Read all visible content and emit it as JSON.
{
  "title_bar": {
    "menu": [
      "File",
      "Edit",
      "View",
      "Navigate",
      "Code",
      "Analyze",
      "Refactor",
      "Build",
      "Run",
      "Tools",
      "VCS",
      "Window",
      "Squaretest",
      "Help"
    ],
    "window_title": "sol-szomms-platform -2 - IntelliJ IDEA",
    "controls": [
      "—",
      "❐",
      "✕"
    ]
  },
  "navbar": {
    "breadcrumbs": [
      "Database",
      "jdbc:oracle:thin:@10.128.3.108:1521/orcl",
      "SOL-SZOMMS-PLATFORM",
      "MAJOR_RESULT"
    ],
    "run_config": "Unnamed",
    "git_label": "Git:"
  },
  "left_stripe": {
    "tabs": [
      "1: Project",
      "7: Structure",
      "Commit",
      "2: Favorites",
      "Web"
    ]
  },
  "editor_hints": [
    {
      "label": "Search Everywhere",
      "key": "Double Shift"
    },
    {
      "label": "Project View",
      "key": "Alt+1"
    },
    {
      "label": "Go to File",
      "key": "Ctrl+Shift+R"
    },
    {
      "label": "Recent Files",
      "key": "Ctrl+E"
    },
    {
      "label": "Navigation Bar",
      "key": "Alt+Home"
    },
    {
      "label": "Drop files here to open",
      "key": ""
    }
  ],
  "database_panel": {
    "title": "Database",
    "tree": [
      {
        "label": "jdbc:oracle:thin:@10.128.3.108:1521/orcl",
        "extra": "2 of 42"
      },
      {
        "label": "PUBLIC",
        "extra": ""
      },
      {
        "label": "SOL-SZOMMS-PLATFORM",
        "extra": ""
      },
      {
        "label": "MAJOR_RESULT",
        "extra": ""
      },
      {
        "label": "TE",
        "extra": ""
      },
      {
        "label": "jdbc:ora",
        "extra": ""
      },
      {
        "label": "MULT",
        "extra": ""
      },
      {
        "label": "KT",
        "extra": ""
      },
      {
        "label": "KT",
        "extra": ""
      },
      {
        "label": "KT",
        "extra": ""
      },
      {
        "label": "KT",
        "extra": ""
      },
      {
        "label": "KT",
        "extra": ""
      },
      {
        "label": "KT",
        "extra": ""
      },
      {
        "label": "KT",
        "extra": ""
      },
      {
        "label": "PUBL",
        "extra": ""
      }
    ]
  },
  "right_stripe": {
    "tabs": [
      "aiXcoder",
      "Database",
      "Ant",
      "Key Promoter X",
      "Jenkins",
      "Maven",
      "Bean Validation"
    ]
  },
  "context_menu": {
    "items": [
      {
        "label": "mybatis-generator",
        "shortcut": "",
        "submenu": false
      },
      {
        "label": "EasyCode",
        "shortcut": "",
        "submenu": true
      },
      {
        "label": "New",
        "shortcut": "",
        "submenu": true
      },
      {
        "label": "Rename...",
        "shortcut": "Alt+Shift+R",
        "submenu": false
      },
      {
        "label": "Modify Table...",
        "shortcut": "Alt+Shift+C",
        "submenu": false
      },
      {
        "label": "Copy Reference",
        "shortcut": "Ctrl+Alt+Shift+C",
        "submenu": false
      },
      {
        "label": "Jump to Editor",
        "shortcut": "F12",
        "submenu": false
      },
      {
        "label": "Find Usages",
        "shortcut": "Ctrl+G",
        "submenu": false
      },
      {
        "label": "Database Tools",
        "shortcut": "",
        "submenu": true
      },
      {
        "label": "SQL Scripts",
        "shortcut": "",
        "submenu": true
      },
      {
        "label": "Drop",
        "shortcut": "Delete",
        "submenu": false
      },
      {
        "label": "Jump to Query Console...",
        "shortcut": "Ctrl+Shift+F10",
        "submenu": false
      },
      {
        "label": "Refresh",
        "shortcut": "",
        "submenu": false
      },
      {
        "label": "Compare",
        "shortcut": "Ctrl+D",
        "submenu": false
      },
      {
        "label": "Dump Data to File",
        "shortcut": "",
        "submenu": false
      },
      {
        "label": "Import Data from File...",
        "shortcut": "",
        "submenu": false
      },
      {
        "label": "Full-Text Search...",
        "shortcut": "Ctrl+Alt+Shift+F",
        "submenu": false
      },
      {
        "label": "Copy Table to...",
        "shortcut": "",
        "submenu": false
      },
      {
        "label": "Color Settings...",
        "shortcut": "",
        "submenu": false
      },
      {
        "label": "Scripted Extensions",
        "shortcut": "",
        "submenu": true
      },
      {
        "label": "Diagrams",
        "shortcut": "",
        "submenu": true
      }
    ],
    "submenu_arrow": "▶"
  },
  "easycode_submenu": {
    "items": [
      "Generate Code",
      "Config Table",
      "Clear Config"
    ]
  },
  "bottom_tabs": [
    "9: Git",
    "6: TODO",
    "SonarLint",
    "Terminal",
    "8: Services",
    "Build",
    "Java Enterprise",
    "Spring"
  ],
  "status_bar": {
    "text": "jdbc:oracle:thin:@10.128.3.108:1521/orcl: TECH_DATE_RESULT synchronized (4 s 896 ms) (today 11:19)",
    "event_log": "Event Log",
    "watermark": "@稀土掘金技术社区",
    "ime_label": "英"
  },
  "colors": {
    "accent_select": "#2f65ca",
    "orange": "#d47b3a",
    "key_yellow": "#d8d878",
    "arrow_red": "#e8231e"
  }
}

....

• _Exercise prompt_:
Every entry must be retyped in full, exactly as given.

• _Reply_:
Read all visible content and emit it as JSON.
{
  "title_bar": {
    "menu": [
      "File",
      "Edit",
      "View",
      "Navigate",
      "Code",
      "Analyze",
      "Refactor",
      "Build",
      "Run",
      "Tools",
      "VCS",
      "Window",
      "Squaretest",
      "Help"
    ],
    "window_title": "sol-szomms-platform -2 - IntelliJ IDEA",
    "controls": [
      "—",
      "❐",
      "✕"
    ]
  },
  "navbar": {
    "breadcrumbs": [
      "Database",
      "jdbc:oracle:thin:@10.128.3.108:1521/orcl",
      "SOL-SZOMMS-PLATFORM",
      "MAJOR_RESULT"
    ],
    "run_config": "Unnamed",
    "git_label": "Git:"
  },
  "left_stripe": {
    "tabs": [
      "1: Project",
      "7: Structure",
      "Commit",
      "2: Favorites",
      "Web"
    ]
  },
  "editor_hints": [
    {
      "label": "Search Everywhere",
      "key": "Double Shift"
    },
    {
      "label": "Project View",
      "key": "Alt+1"
    },
    {
      "label": "Go to File",
      "key": "Ctrl+Shift+R"
    },
    {
      "label": "Recent Files",
      "key": "Ctrl+E"
    },
    {
      "label": "Navigation Bar",
      "key": "Alt+Home"
    },
    {
      "label": "Drop files here to open",
      "key": ""
    }
  ],
  "database_panel": {
    "title": "Database",
    "tree": [
      {
        "label": "jdbc:oracle:thin:@10.128.3.108:1521/orcl",
        "extra": "2 of 42"
      },
      {
        "label": "PUBLIC",
        "extra": ""
      },
      {
        "label": "SOL-SZOMMS-PLATFORM",
        "extra": ""
      },
      {
        "label": "MAJOR_RESULT",
        "extra": ""
      },
      {
        "label": "TE",
        "extra": ""
      },
      {
        "label": "jdbc:ora",
        "extra": ""
      },
      {
        "label": "MULT",
        "extra": ""
      },
      {
        "label": "KT",
        "extra": ""
      },
      {
        "label": "KT",
        "extra": ""
      },
      {
        "label": "KT",
        "extra": ""
      },
      {
        "label": "KT",
        "extra": ""
      },
      {
        "label": "KT",
        "extra": ""
      },
      {
        "label": "KT",
        "extra": ""
      },
      {
        "label": "KT",
        "extra": ""
      },
      {
        "label": "PUBL",
        "extra": ""
      }
    ]
  },
  "right_stripe": {
    "tabs": [
      "aiXcoder",
      "Database",
      "Ant",
      "Key Promoter X",
      "Jenkins",
      "Maven",
      "Bean Validation"
    ]
  },
  "context_menu": {
    "items": [
      {
        "label": "mybatis-generator",
        "shortcut": "",
        "submenu": false
      },
      {
        "label": "EasyCode",
        "shortcut": "",
        "submenu": true
      },
      {
        "label": "New",
        "shortcut": "",
        "submenu": true
      },
      {
        "label": "Rename...",
        "shortcut": "Alt+Shift+R",
        "submenu": false
      },
      {
        "label": "Modify Table...",
        "shortcut": "Alt+Shift+C",
        "submenu": false
      },
      {
        "label": "Copy Reference",
        "shortcut": "Ctrl+Alt+Shift+C",
        "submenu": false
      },
      {
        "label": "Jump to Editor",
        "shortcut": "F12",
        "submenu": false
      },
      {
        "label": "Find Usages",
        "shortcut": "Ctrl+G",
        "submenu": false
      },
      {
        "label": "Database Tools",
        "shortcut": "",
        "submenu": true
      },
      {
        "label": "SQL Scripts",
        "shortcut": "",
        "submenu": true
      },
      {
        "label": "Drop",
        "shortcut": "Delete",
        "submenu": false
      },
      {
        "label": "Jump to Query Console...",
        "shortcut": "Ctrl+Shift+F10",
        "submenu": false
      },
      {
        "label": "Refresh",
        "shortcut": "",
        "submenu": false
      },
      {
        "label": "Compare",
        "shortcut": "Ctrl+D",
        "submenu": false
      },
      {
        "label": "Dump Data to File",
        "shortcut": "",
        "submenu": false
      },
      {
        "label": "Import Data from File...",
        "shortcut": "",
        "submenu": false
      },
      {
        "label": "Full-Text Search...",
        "shortcut": "Ctrl+Alt+Shift+F",
        "submenu": false
      },
      {
        "label": "Copy Table to...",
        "shortcut": "",
        "submenu": false
      },
      {
        "label": "Color Settings...",
        "shortcut": "",
        "submenu": false
      },
      {
        "label": "Scripted Extensions",
        "shortcut": "",
        "submenu": true
      },
      {
        "label": "Diagrams",
        "shortcut": "",
        "submenu": true
      }
    ],
    "submenu_arrow": "▶"
  },
  "easycode_submenu": {
    "items": [
      "Generate Code",
      "Config Table",
      "Clear Config"
    ]
  },
  "bottom_tabs": [
    "9: Git",
    "6: TODO",
    "SonarLint",
    "Terminal",
    "8: Services",
    "Build",
    "Java Enterprise",
    "Spring"
  ],
  "status_bar": {
    "text": "jdbc:oracle:thin:@10.128.3.108:1521/orcl: TECH_DATE_RESULT synchronized (4 s 896 ms) (today 11:19)",
    "event_log": "Event Log",
    "watermark": "@稀土掘金技术社区",
    "ime_label": "英"
  },
  "colors": {
    "accent_select": "#2f65ca",
    "orange": "#d47b3a",
    "key_yellow": "#d8d878",
    "arrow_red": "#e8231e"
  }
}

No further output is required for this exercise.